Task goal »
How many lines of the data hold the word "Educativa"? State the number and nothing else.

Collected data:
— BEGIN —

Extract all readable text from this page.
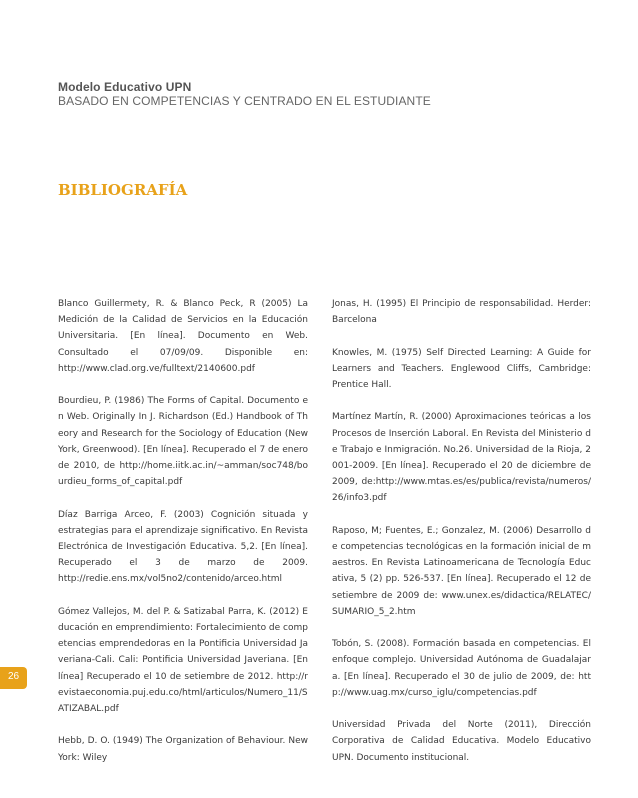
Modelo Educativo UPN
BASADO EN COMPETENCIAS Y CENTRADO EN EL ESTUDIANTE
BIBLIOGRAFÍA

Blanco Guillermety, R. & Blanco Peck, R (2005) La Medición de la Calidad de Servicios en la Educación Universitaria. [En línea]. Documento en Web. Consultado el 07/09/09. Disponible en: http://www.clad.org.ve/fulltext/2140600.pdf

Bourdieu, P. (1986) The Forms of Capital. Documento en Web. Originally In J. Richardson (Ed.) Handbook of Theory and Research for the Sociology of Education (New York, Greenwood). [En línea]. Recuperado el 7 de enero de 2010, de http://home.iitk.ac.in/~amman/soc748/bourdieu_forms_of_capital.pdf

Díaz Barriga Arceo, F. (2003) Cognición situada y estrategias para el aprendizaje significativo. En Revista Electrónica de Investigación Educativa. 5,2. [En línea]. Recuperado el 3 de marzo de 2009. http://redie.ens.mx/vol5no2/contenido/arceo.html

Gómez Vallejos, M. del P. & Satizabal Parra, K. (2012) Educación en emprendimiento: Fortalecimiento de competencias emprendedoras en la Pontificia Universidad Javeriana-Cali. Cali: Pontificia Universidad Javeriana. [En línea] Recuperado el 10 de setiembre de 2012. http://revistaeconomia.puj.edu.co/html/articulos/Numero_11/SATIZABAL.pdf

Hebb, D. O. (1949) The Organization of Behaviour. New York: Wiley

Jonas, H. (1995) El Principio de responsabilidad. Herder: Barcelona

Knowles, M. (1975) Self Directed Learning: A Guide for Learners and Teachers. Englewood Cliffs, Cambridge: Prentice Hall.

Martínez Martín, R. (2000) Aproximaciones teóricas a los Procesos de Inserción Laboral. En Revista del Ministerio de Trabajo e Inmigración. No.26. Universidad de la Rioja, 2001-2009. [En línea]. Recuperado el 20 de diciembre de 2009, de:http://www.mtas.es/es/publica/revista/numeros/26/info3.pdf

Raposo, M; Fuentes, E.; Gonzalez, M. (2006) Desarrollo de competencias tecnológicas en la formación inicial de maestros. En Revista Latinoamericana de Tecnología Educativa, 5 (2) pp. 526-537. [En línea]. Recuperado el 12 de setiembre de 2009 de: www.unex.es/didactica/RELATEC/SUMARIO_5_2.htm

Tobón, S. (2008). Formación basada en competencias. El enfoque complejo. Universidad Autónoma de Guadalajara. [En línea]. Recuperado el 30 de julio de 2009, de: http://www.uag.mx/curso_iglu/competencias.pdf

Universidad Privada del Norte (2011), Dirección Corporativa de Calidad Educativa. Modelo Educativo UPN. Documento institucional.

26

— END —

Written answer »
3